▸ WHAT IS NEEDED:
Leave out the pictures and repeat every record exactly.

▸ INFORMATION PROVIDED:
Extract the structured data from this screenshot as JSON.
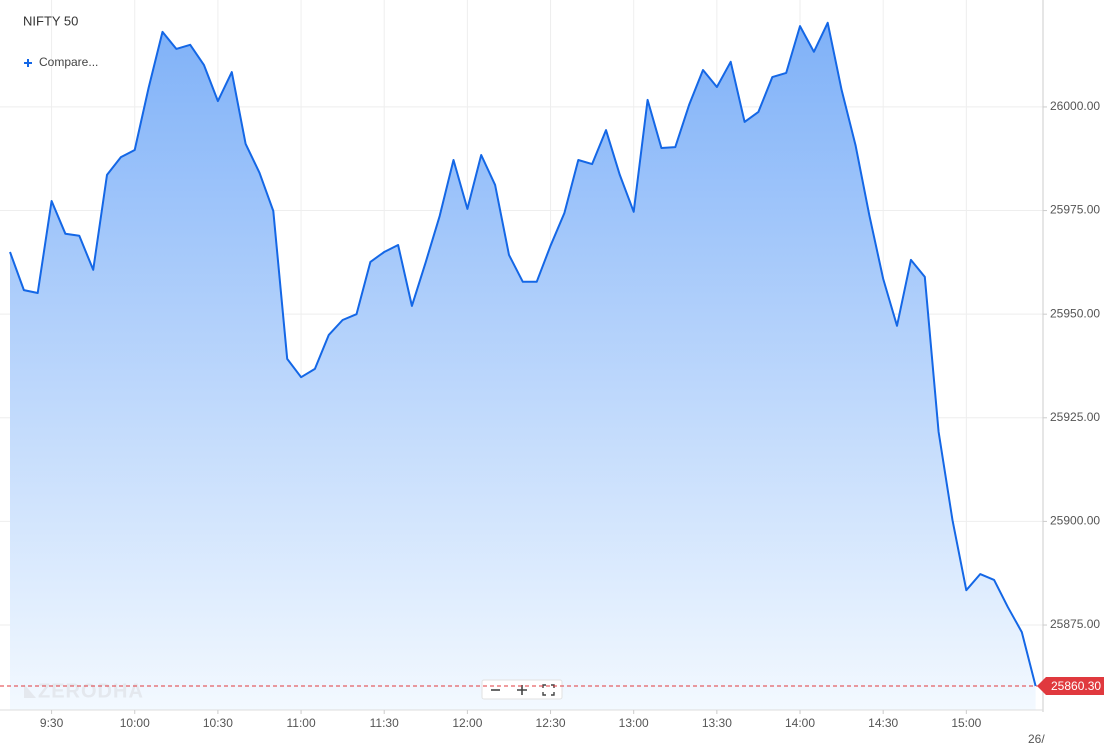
{
  "chart_data": {
    "type": "area",
    "title": "NIFTY 50",
    "compare_label": "Compare...",
    "watermark": "ZERODHA",
    "x": [
      "9:15",
      "9:20",
      "9:25",
      "9:30",
      "9:35",
      "9:40",
      "9:45",
      "9:50",
      "9:55",
      "10:00",
      "10:05",
      "10:10",
      "10:15",
      "10:20",
      "10:25",
      "10:30",
      "10:35",
      "10:40",
      "10:45",
      "10:50",
      "10:55",
      "11:00",
      "11:05",
      "11:10",
      "11:15",
      "11:20",
      "11:25",
      "11:30",
      "11:35",
      "11:40",
      "11:45",
      "11:50",
      "11:55",
      "12:00",
      "12:05",
      "12:10",
      "12:15",
      "12:20",
      "12:25",
      "12:30",
      "12:35",
      "12:40",
      "12:45",
      "12:50",
      "12:55",
      "13:00",
      "13:05",
      "13:10",
      "13:15",
      "13:20",
      "13:25",
      "13:30",
      "13:35",
      "13:40",
      "13:45",
      "13:50",
      "13:55",
      "14:00",
      "14:05",
      "14:10",
      "14:15",
      "14:20",
      "14:25",
      "14:30",
      "14:35",
      "14:40",
      "14:45",
      "14:50",
      "14:55",
      "15:00",
      "15:05",
      "15:10",
      "15:15",
      "15:20",
      "15:25"
    ],
    "series": [
      {
        "name": "NIFTY 50",
        "color": "#1467e6",
        "values": [
          25965.0,
          25955.8,
          25955.1,
          25977.3,
          25969.4,
          25968.9,
          25960.7,
          25983.6,
          25987.9,
          25989.6,
          26004.6,
          26018.1,
          26014.0,
          26015.0,
          26010.1,
          26001.4,
          26008.4,
          25991.1,
          25984.1,
          25974.9,
          25939.2,
          25934.8,
          25936.8,
          25945.0,
          25948.6,
          25950.0,
          25962.6,
          25965.0,
          25966.7,
          25952.0,
          25962.6,
          25973.7,
          25987.2,
          25975.4,
          25988.4,
          25981.2,
          25964.3,
          25957.8,
          25957.8,
          25966.5,
          25974.4,
          25987.2,
          25986.2,
          25994.4,
          25983.6,
          25974.7,
          26001.7,
          25990.1,
          25990.3,
          26000.5,
          26008.9,
          26004.8,
          26010.9,
          25996.4,
          25998.8,
          26007.2,
          26008.2,
          26019.5,
          26013.3,
          26020.3,
          26004.1,
          25990.8,
          25973.9,
          25958.5,
          25947.2,
          25963.1,
          25959.0,
          25921.6,
          25900.3,
          25883.4,
          25887.3,
          25885.9,
          25879.3,
          25873.3,
          25860.3
        ]
      }
    ],
    "xticks": [
      "9:30",
      "10:00",
      "10:30",
      "11:00",
      "11:30",
      "12:00",
      "12:30",
      "13:00",
      "13:30",
      "14:00",
      "14:30",
      "15:00"
    ],
    "next_day_label": "26/",
    "ylim": [
      25854.5,
      26025.8
    ],
    "yticks": [
      {
        "value": 25875,
        "label": "25875.00"
      },
      {
        "value": 25900,
        "label": "25900.00"
      },
      {
        "value": 25925,
        "label": "25925.00"
      },
      {
        "value": 25950,
        "label": "25950.00"
      },
      {
        "value": 25975,
        "label": "25975.00"
      },
      {
        "value": 26000,
        "label": "26000.00"
      }
    ],
    "last_price": {
      "value": 25860.3,
      "label": "25860.30"
    },
    "grid": true
  }
}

▸ RESULT FOR THIS EXERCISE:
Extract the structured data from this screenshot as JSON.
{
  "chart_data": {
    "type": "area",
    "title": "NIFTY 50",
    "compare_label": "Compare...",
    "watermark": "ZERODHA",
    "x": [
      "9:15",
      "9:20",
      "9:25",
      "9:30",
      "9:35",
      "9:40",
      "9:45",
      "9:50",
      "9:55",
      "10:00",
      "10:05",
      "10:10",
      "10:15",
      "10:20",
      "10:25",
      "10:30",
      "10:35",
      "10:40",
      "10:45",
      "10:50",
      "10:55",
      "11:00",
      "11:05",
      "11:10",
      "11:15",
      "11:20",
      "11:25",
      "11:30",
      "11:35",
      "11:40",
      "11:45",
      "11:50",
      "11:55",
      "12:00",
      "12:05",
      "12:10",
      "12:15",
      "12:20",
      "12:25",
      "12:30",
      "12:35",
      "12:40",
      "12:45",
      "12:50",
      "12:55",
      "13:00",
      "13:05",
      "13:10",
      "13:15",
      "13:20",
      "13:25",
      "13:30",
      "13:35",
      "13:40",
      "13:45",
      "13:50",
      "13:55",
      "14:00",
      "14:05",
      "14:10",
      "14:15",
      "14:20",
      "14:25",
      "14:30",
      "14:35",
      "14:40",
      "14:45",
      "14:50",
      "14:55",
      "15:00",
      "15:05",
      "15:10",
      "15:15",
      "15:20",
      "15:25"
    ],
    "series": [
      {
        "name": "NIFTY 50",
        "color": "#1467e6",
        "values": [
          25965.0,
          25955.8,
          25955.1,
          25977.3,
          25969.4,
          25968.9,
          25960.7,
          25983.6,
          25987.9,
          25989.6,
          26004.6,
          26018.1,
          26014.0,
          26015.0,
          26010.1,
          26001.4,
          26008.4,
          25991.1,
          25984.1,
          25974.9,
          25939.2,
          25934.8,
          25936.8,
          25945.0,
          25948.6,
          25950.0,
          25962.6,
          25965.0,
          25966.7,
          25952.0,
          25962.6,
          25973.7,
          25987.2,
          25975.4,
          25988.4,
          25981.2,
          25964.3,
          25957.8,
          25957.8,
          25966.5,
          25974.4,
          25987.2,
          25986.2,
          25994.4,
          25983.6,
          25974.7,
          26001.7,
          25990.1,
          25990.3,
          26000.5,
          26008.9,
          26004.8,
          26010.9,
          25996.4,
          25998.8,
          26007.2,
          26008.2,
          26019.5,
          26013.3,
          26020.3,
          26004.1,
          25990.8,
          25973.9,
          25958.5,
          25947.2,
          25963.1,
          25959.0,
          25921.6,
          25900.3,
          25883.4,
          25887.3,
          25885.9,
          25879.3,
          25873.3,
          25860.3
        ]
      }
    ],
    "xticks": [
      "9:30",
      "10:00",
      "10:30",
      "11:00",
      "11:30",
      "12:00",
      "12:30",
      "13:00",
      "13:30",
      "14:00",
      "14:30",
      "15:00"
    ],
    "next_day_label": "26/",
    "ylim": [
      25854.5,
      26025.8
    ],
    "yticks": [
      {
        "value": 25875,
        "label": "25875.00"
      },
      {
        "value": 25900,
        "label": "25900.00"
      },
      {
        "value": 25925,
        "label": "25925.00"
      },
      {
        "value": 25950,
        "label": "25950.00"
      },
      {
        "value": 25975,
        "label": "25975.00"
      },
      {
        "value": 26000,
        "label": "26000.00"
      }
    ],
    "last_price": {
      "value": 25860.3,
      "label": "25860.30"
    },
    "grid": true
  }
}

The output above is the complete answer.